Problem ▸ Images embedded in the records are excluded; print everything else exactly as given.

Rows ▸
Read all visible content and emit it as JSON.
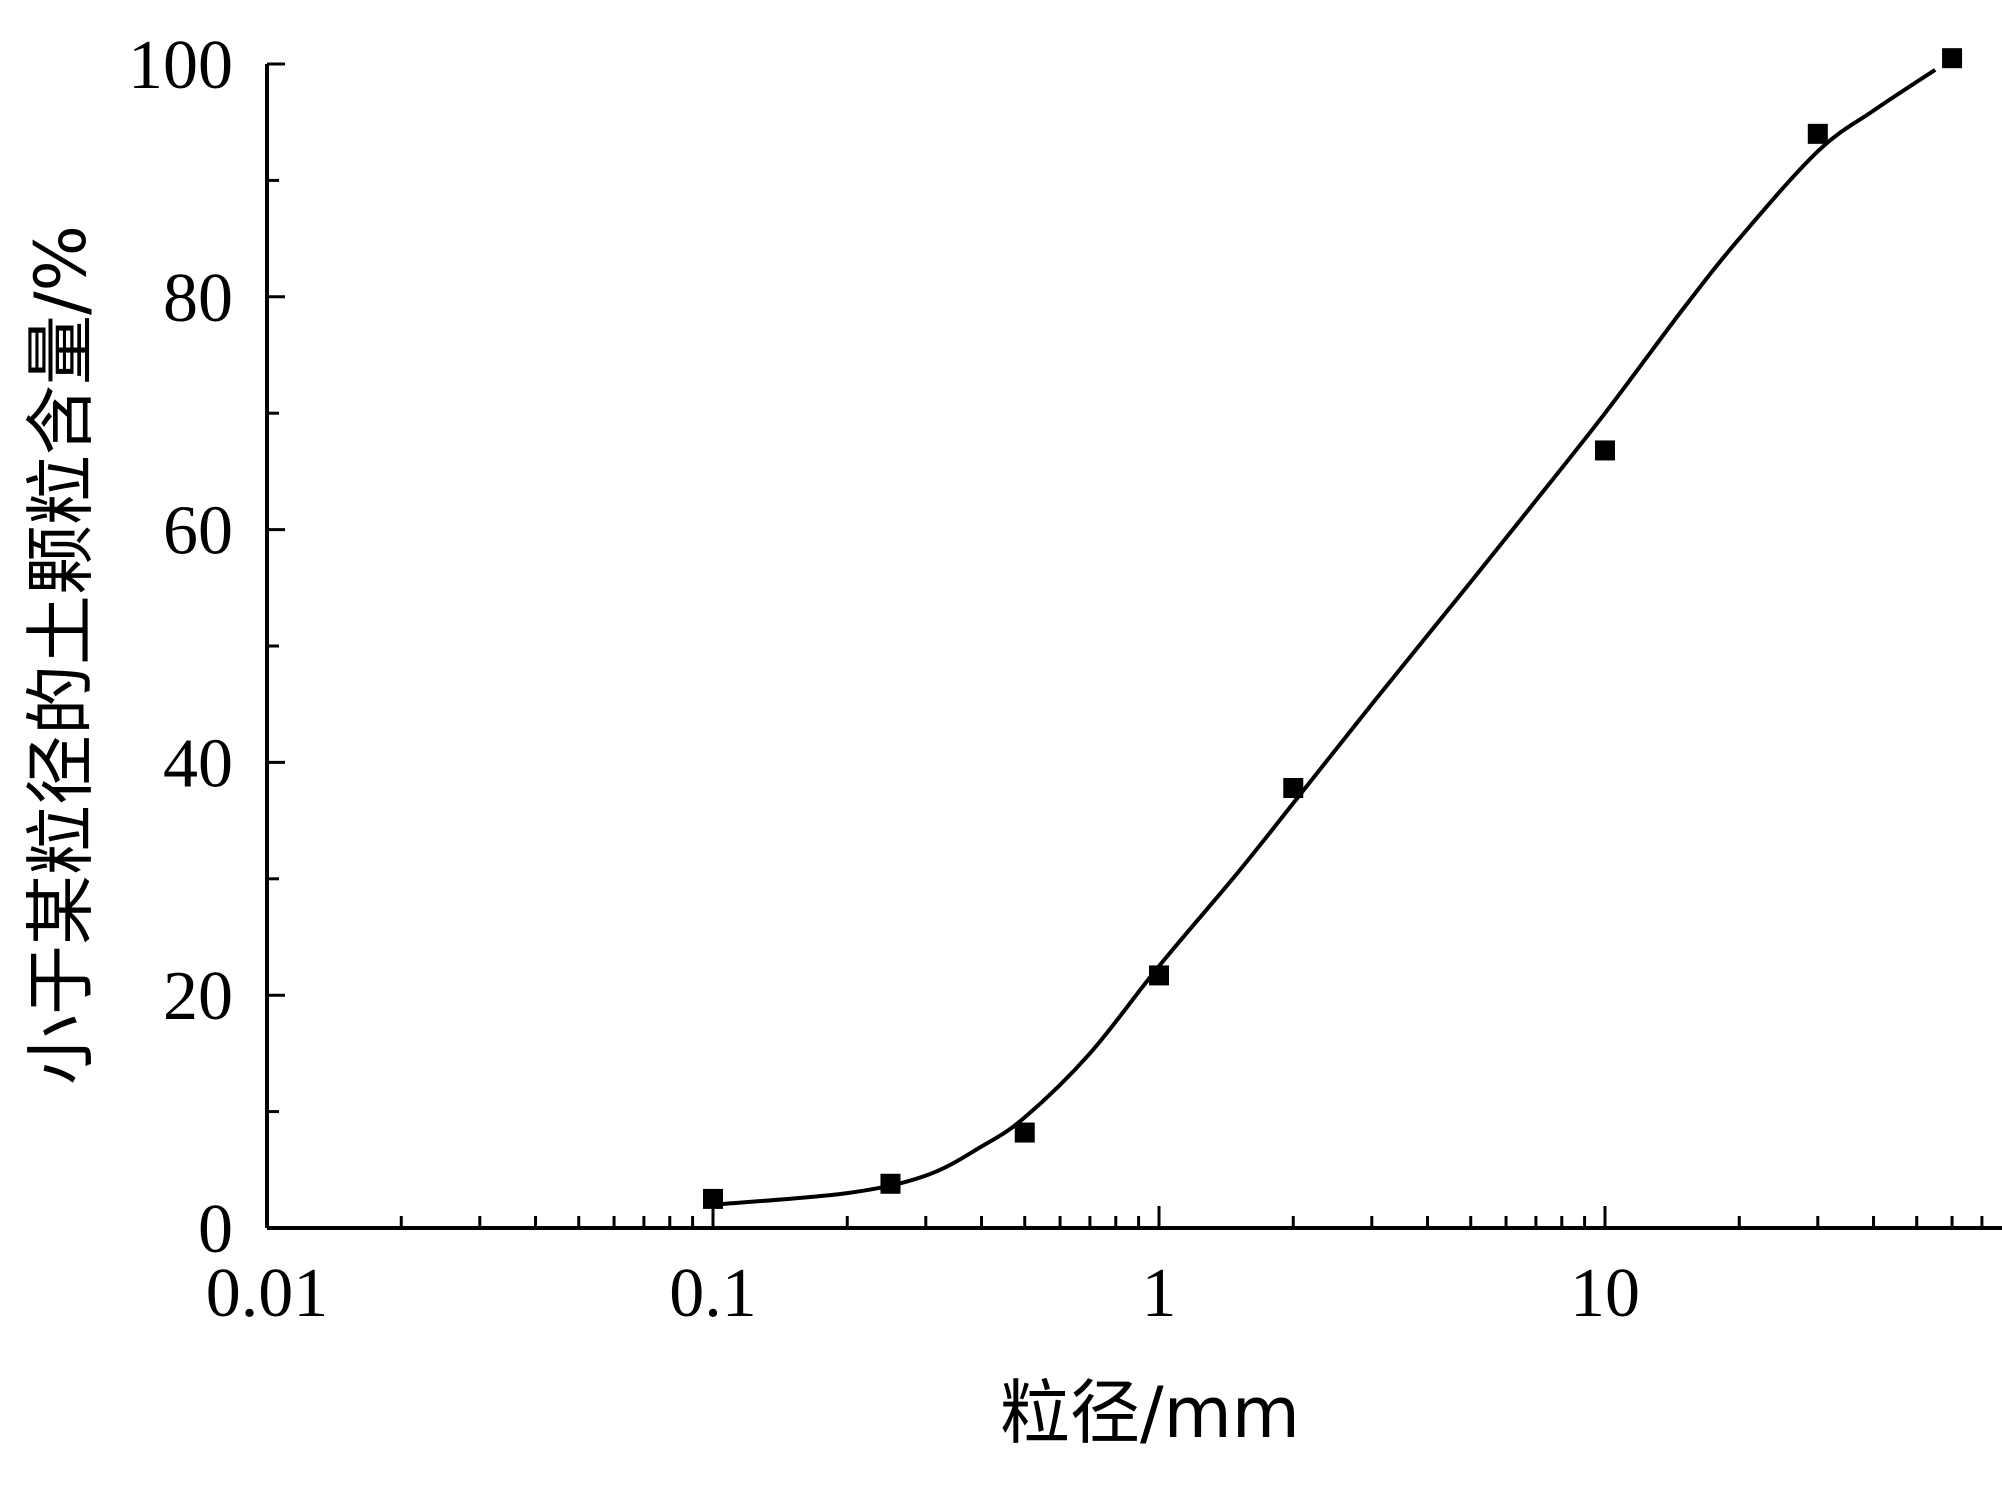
{
  "chart_data": {
    "type": "scatter",
    "xlabel": "粒径/mm",
    "ylabel": "小于某粒径的土颗粒含量/%",
    "x_scale": "log",
    "xlim": [
      0.01,
      70
    ],
    "ylim": [
      0,
      100
    ],
    "x_major_ticks": [
      0.01,
      0.1,
      1,
      10
    ],
    "x_tick_labels": [
      "0.01",
      "0.1",
      "1",
      "10"
    ],
    "y_major_ticks": [
      0,
      20,
      40,
      60,
      80,
      100
    ],
    "y_tick_labels": [
      "0",
      "20",
      "40",
      "60",
      "80",
      "100"
    ],
    "y_minor_ticks": [
      10,
      30,
      50,
      70,
      90
    ],
    "grid": false,
    "series": [
      {
        "marker": "square",
        "color": "#000000",
        "x": [
          0.1,
          0.25,
          0.5,
          1,
          2,
          10,
          30,
          60
        ],
        "y": [
          2.5,
          3.8,
          8.2,
          21.7,
          37.8,
          66.8,
          94.0,
          100.5
        ]
      }
    ],
    "fit_curve": {
      "color": "#000000",
      "x": [
        0.1,
        0.2,
        0.3,
        0.4,
        0.5,
        0.7,
        1,
        1.5,
        2,
        3,
        5,
        7,
        10,
        15,
        20,
        30,
        40,
        55
      ],
      "y": [
        2.0,
        3.0,
        4.5,
        7.0,
        9.5,
        15.0,
        22.5,
        30.5,
        36.5,
        45.0,
        55.5,
        62.5,
        70.0,
        79.0,
        85.0,
        92.5,
        96.0,
        99.5
      ]
    }
  }
}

Task solution ▸
Read all visible content and emit it as JSON.
{
  "chart_data": {
    "type": "scatter",
    "xlabel": "粒径/mm",
    "ylabel": "小于某粒径的土颗粒含量/%",
    "x_scale": "log",
    "xlim": [
      0.01,
      70
    ],
    "ylim": [
      0,
      100
    ],
    "x_major_ticks": [
      0.01,
      0.1,
      1,
      10
    ],
    "x_tick_labels": [
      "0.01",
      "0.1",
      "1",
      "10"
    ],
    "y_major_ticks": [
      0,
      20,
      40,
      60,
      80,
      100
    ],
    "y_tick_labels": [
      "0",
      "20",
      "40",
      "60",
      "80",
      "100"
    ],
    "y_minor_ticks": [
      10,
      30,
      50,
      70,
      90
    ],
    "grid": false,
    "series": [
      {
        "marker": "square",
        "color": "#000000",
        "x": [
          0.1,
          0.25,
          0.5,
          1,
          2,
          10,
          30,
          60
        ],
        "y": [
          2.5,
          3.8,
          8.2,
          21.7,
          37.8,
          66.8,
          94.0,
          100.5
        ]
      }
    ],
    "fit_curve": {
      "color": "#000000",
      "x": [
        0.1,
        0.2,
        0.3,
        0.4,
        0.5,
        0.7,
        1,
        1.5,
        2,
        3,
        5,
        7,
        10,
        15,
        20,
        30,
        40,
        55
      ],
      "y": [
        2.0,
        3.0,
        4.5,
        7.0,
        9.5,
        15.0,
        22.5,
        30.5,
        36.5,
        45.0,
        55.5,
        62.5,
        70.0,
        79.0,
        85.0,
        92.5,
        96.0,
        99.5
      ]
    }
  }
}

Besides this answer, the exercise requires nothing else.